··· Records shown ···

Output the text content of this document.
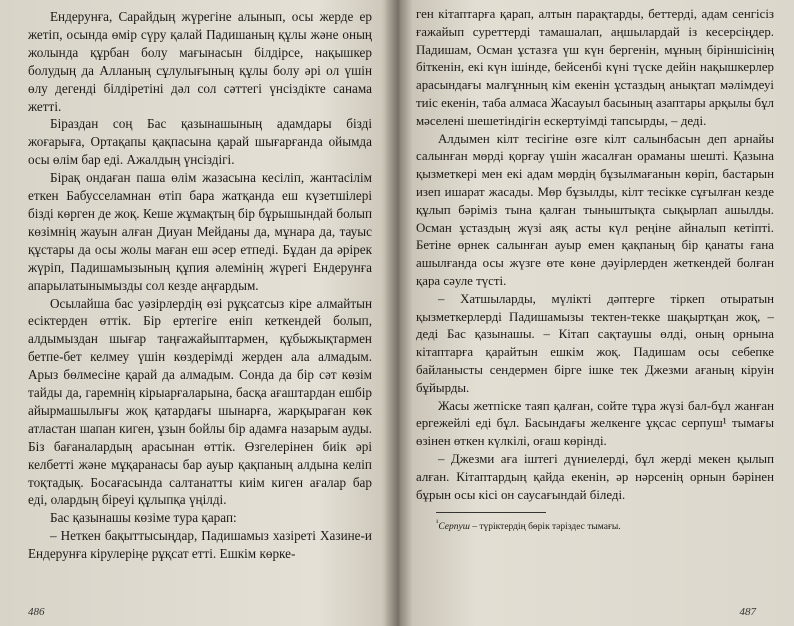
Ендерунға, Сарайдың жүрегіне алынып, осы жерде ер жетіп, осында өмір сүру қалай Падишаның құлы және оның жолында құрбан болу мағынасын білдірсе, нақышкер болудың да Алланың сұлулығының құлы болу әрі ол үшін өлу дегенді білдіретіні дәл сол сәттегі үнсіздікте санама жетті.

Біраздан соң Бас қазынашының адамдары бізді жоғарыға, Ортақапы қақпасына қарай шығарғанда ойымда осы өлім бар еді. Ажалдың үнсіздігі.

Бірақ ондаған паша өлім жазасына кесіліп, жантасілім еткен Бабусселамнан өтіп бара жатқанда еш күзетшілері бізді көрген де жоқ. Кеше жұмақтың бір бұрышындай болып көзімнің жауын алған Диуан Мейданы да, мұнара да, тауыс құстары да осы жолы маған еш әсер етпеді. Бұдан да әрірек жүріп, Падишамызының құпия әлемінің жүрегі Ендерунға апарылатынымызды сол кезде аңғардым.

Осылайша бас уәзірлердің өзі рұқсатсыз кіре алмайтын есіктерден өттік. Бір ертегіге еніп кеткендей болып, алдымыздан шығар таңғажайыптармен, құбыжықтармен бетпе-бет келмеу үшін көздерімді жерден ала алмадым. Арыз бөлмесіне қарай да алмадым. Сонда да бір сәт көзім тайды да, гаремнің кірыарғаларына, басқа ағаштардан ешбір айырмашылығы жоқ қатардағы шынарға, жарқыраған көк атластан шапан киген, ұзын бойлы бір адамға назарым ауды. Біз бағаналардың арасынан өттік. Өзгелерінен биік әрі келбетті және мұқаранасы бар ауыр қақпаның алдына келіп тоқтадық. Босағасында салтанатты киім киген ағалар бар еді, олардың біреуі құлыпқа үңілді.

Бас қазынашы көзіме тура қарап:

– Неткен бақыттысыңдар, Падишамыз хазіреті Хазине-и Ендерунға кірулеріңе рұқсат етті. Ешкім көрке-

486

ген кітаптарға қарап, алтын парақтарды, беттерді, адам сенгісіз ғажайып суреттерді тамашалап, аңшылардай із кесерсіңдер. Падишам, Осман ұстазға үш күн бергенін, мұның біріншісінің біткенін, екі күн ішінде, бейсенбі күні түске дейін нақышкерлер арасындағы малғұнның кім екенін ұстаздың анықтап мәлімдеуі тиіс екенін, таба алмаса Жасауыл басының азаптары арқылы бұл мәселені шешетіндігін ескертуімді тапсырды, – деді.

Алдымен кілт тесігіне өзге кілт салынбасын деп арнайы салынған мөрді қорғау үшін жасалған ораманы шешті. Қазына қызметкері мен екі адам мөрдің бұзылмағанын көріп, бастарын изеп ишарат жасады. Мөр бұзылды, кілт тесікке сұғылған кезде құлып бәріміз тына қалған тыныштықта сықырлап ашылды. Осман ұстаздың жүзі аяқ асты күл реңіне айналып кетіпті. Бетіне өрнек салынған ауыр емен қақпаның бір қанаты ғана ашылғанда осы жүзге өте көне дәуірлерден жеткендей болған қара сәуле түсті.

– Хатшыларды, мүлікті дәптерге тіркеп отыратын қызметкерлерді Падишамызы тектен-текке шақыртқан жоқ, – деді Бас қазынашы. – Кітап сақтаушы өлді, оның орнына кітаптарға қарайтын ешкім жоқ. Падишам осы себепке байланысты сендермен бірге ішке тек Джезми ағаның кіруін бұйырды.

Жасы жетпіске таяп қалған, сойте тұра жүзі бал-бұл жанған ергежейлі еді бұл. Басындағы желкенге ұқсас серпуш¹ тымағы өзінен өткен күлкілі, оғаш көрінді.

– Джезми аға іштегі дүниелерді, бұл жерді мекен қылып алған. Кітаптардың қайда екенін, әр нәрсенің орнын бәрінен бұрын осы кісі он саусағындай біледі.

$^{^1}$Серпуш – түріктердің бөрік тәріздес тымағы.

487
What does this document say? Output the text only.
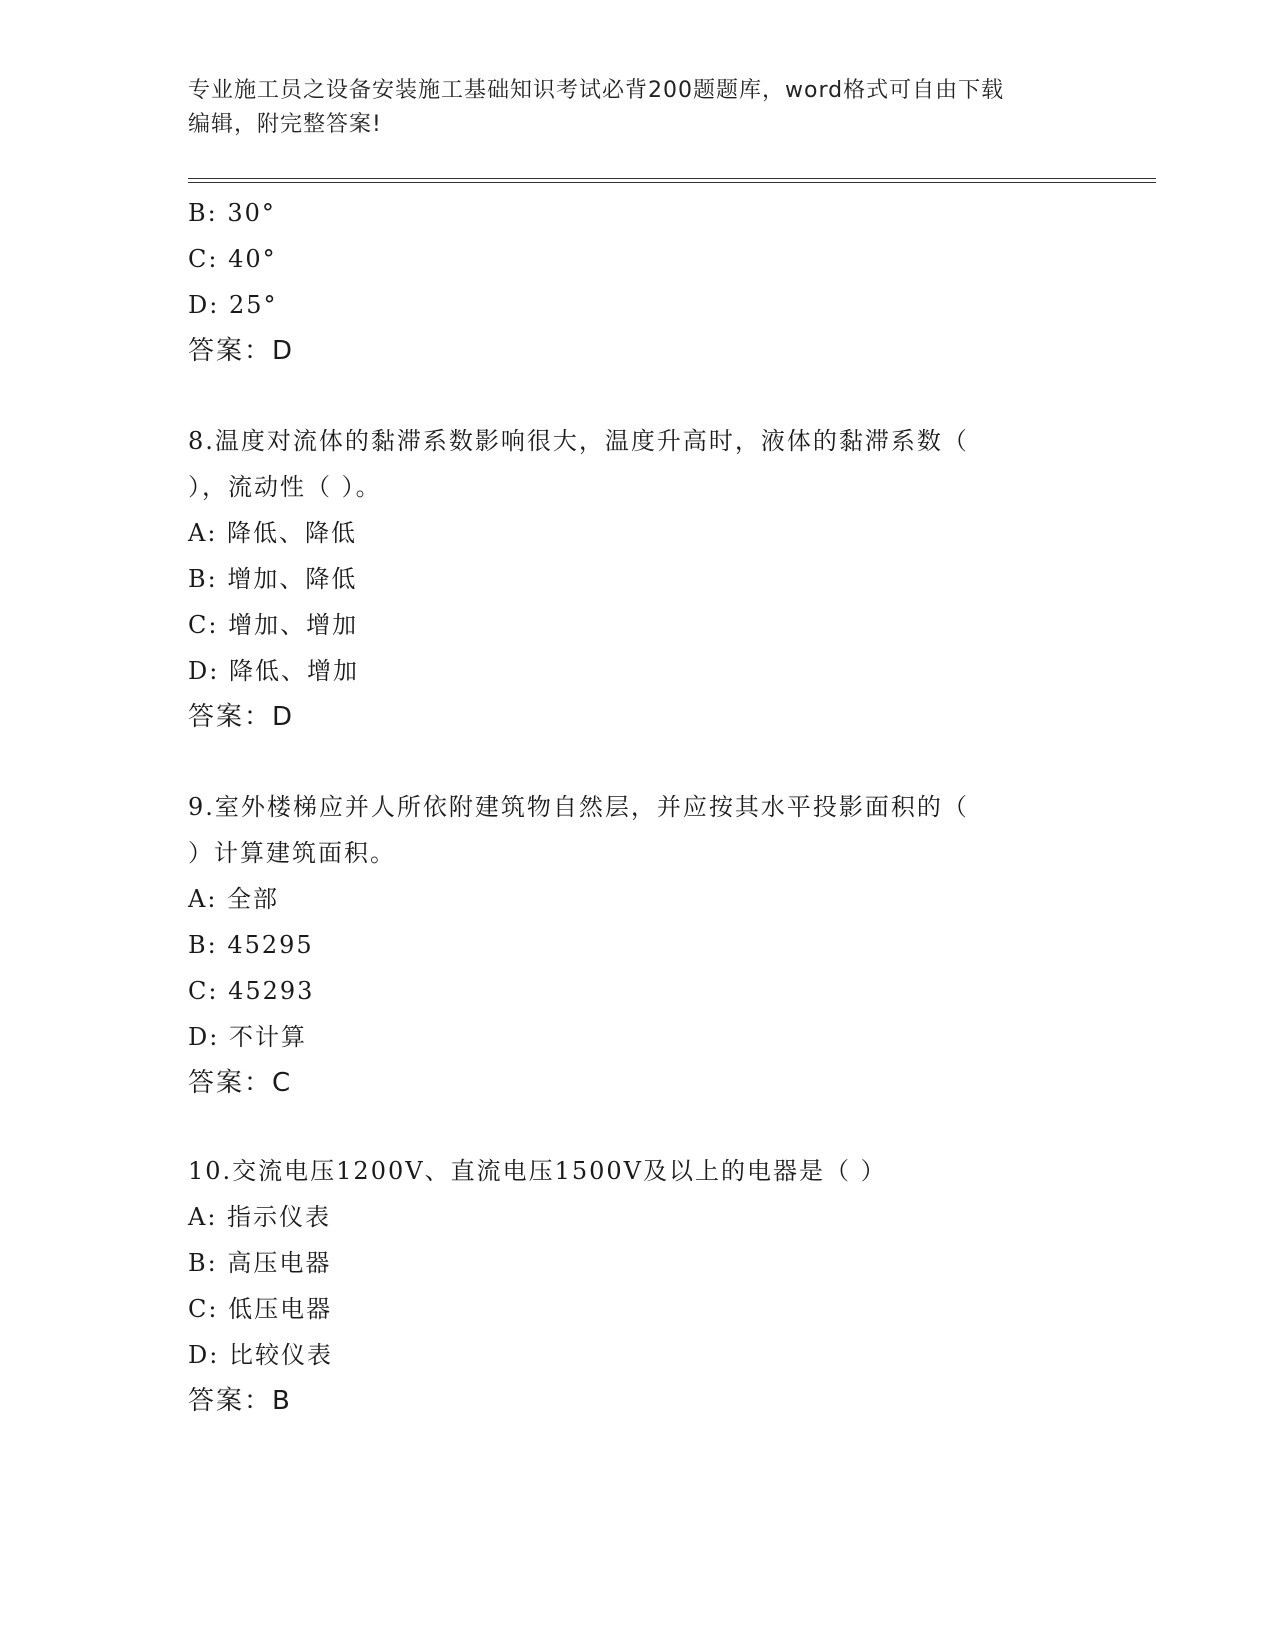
专业施工员之设备安装施工基础知识考试必背200题题库，word格式可自由下载
编辑，附完整答案!
B: 30°
C: 40°
D: 25°
答案：D
8.温度对流体的黏滞系数影响很大，温度升高时，液体的黏滞系数（
），流动性（ ）。
A: 降低、降低
B: 增加、降低
C: 增加、增加
D: 降低、增加
答案：D
9.室外楼梯应并人所依附建筑物自然层，并应按其水平投影面积的（
）计算建筑面积。
A: 全部
B: 45295
C: 45293
D: 不计算
答案：C
10.交流电压1200V、直流电压1500V及以上的电器是（ ）
A: 指示仪表
B: 高压电器
C: 低压电器
D: 比较仪表
答案：B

···

*What you should do*. Output the data above without changes, apart from leaving out the pictures.

*Exercise output*.
Output the text content of this document.
Ендерунға, Сарайдың жүрегіне алынып, осы жерде ер жетіп, осында өмір сүру қалай Падишаның құлы және оның жолында құрбан болу мағынасын білдірсе, нақышкер болудың да Алланың сұлулығының құлы болу әрі ол үшін өлу дегенді білдіретіні дәл сол сәттегі үнсіздікте санама жетті.

Біраздан соң Бас қазынашының адамдары бізді жоғарыға, Ортақапы қақпасына қарай шығарғанда ойымда осы өлім бар еді. Ажалдың үнсіздігі.

Бірақ ондаған паша өлім жазасына кесіліп, жантасілім еткен Бабусселамнан өтіп бара жатқанда еш күзетшілері бізді көрген де жоқ. Кеше жұмақтың бір бұрышындай болып көзімнің жауын алған Диуан Мейданы да, мұнара да, тауыс құстары да осы жолы маған еш әсер етпеді. Бұдан да әрірек жүріп, Падишамызының құпия әлемінің жүрегі Ендерунға апарылатынымызды сол кезде аңғардым.

Осылайша бас уәзірлердің өзі рұқсатсыз кіре алмайтын есіктерден өттік. Бір ертегіге еніп кеткендей болып, алдымыздан шығар таңғажайыптармен, құбыжықтармен бетпе-бет келмеу үшін көздерімді жерден ала алмадым. Арыз бөлмесіне қарай да алмадым. Сонда да бір сәт көзім тайды да, гаремнің кірыарғаларына, басқа ағаштардан ешбір айырмашылығы жоқ қатардағы шынарға, жарқыраған көк атластан шапан киген, ұзын бойлы бір адамға назарым ауды. Біз бағаналардың арасынан өттік. Өзгелерінен биік әрі келбетті және мұқаранасы бар ауыр қақпаның алдына келіп тоқтадық. Босағасында салтанатты киім киген ағалар бар еді, олардың біреуі құлыпқа үңілді.

Бас қазынашы көзіме тура қарап:

– Неткен бақыттысыңдар, Падишамыз хазіреті Хазине-и Ендерунға кірулеріңе рұқсат етті. Ешкім көрке-

486

ген кітаптарға қарап, алтын парақтарды, беттерді, адам сенгісіз ғажайып суреттерді тамашалап, аңшылардай із кесерсіңдер. Падишам, Осман ұстазға үш күн бергенін, мұның біріншісінің біткенін, екі күн ішінде, бейсенбі күні түске дейін нақышкерлер арасындағы малғұнның кім екенін ұстаздың анықтап мәлімдеуі тиіс екенін, таба алмаса Жасауыл басының азаптары арқылы бұл мәселені шешетіндігін ескертуімді тапсырды, – деді.

Алдымен кілт тесігіне өзге кілт салынбасын деп арнайы салынған мөрді қорғау үшін жасалған ораманы шешті. Қазына қызметкері мен екі адам мөрдің бұзылмағанын көріп, бастарын изеп ишарат жасады. Мөр бұзылды, кілт тесікке сұғылған кезде құлып бәріміз тына қалған тыныштықта сықырлап ашылды. Осман ұстаздың жүзі аяқ асты күл реңіне айналып кетіпті. Бетіне өрнек салынған ауыр емен қақпаның бір қанаты ғана ашылғанда осы жүзге өте көне дәуірлерден жеткендей болған қара сәуле түсті.

– Хатшыларды, мүлікті дәптерге тіркеп отыратын қызметкерлерді Падишамызы тектен-текке шақыртқан жоқ, – деді Бас қазынашы. – Кітап сақтаушы өлді, оның орнына кітаптарға қарайтын ешкім жоқ. Падишам осы себепке байланысты сендермен бірге ішке тек Джезми ағаның кіруін бұйырды.

Жасы жетпіске таяп қалған, сойте тұра жүзі бал-бұл жанған ергежейлі еді бұл. Басындағы желкенге ұқсас серпуш¹ тымағы өзінен өткен күлкілі, оғаш көрінді.

– Джезми аға іштегі дүниелерді, бұл жерді мекен қылып алған. Кітаптардың қайда екенін, әр нәрсенің орнын бәрінен бұрын осы кісі он саусағындай біледі.

$^{^1}$Серпуш – түріктердің бөрік тәріздес тымағы.

487
What does this document say? Output the text only.
专业施工员之设备安装施工基础知识考试必背200题题库，word格式可自由下载
编辑，附完整答案!
B: 30°
C: 40°
D: 25°
答案：D
8.温度对流体的黏滞系数影响很大，温度升高时，液体的黏滞系数（
），流动性（ ）。
A: 降低、降低
B: 增加、降低
C: 增加、增加
D: 降低、增加
答案：D
9.室外楼梯应并人所依附建筑物自然层，并应按其水平投影面积的（
）计算建筑面积。
A: 全部
B: 45295
C: 45293
D: 不计算
答案：C
10.交流电压1200V、直流电压1500V及以上的电器是（ ）
A: 指示仪表
B: 高压电器
C: 低压电器
D: 比较仪表
答案：B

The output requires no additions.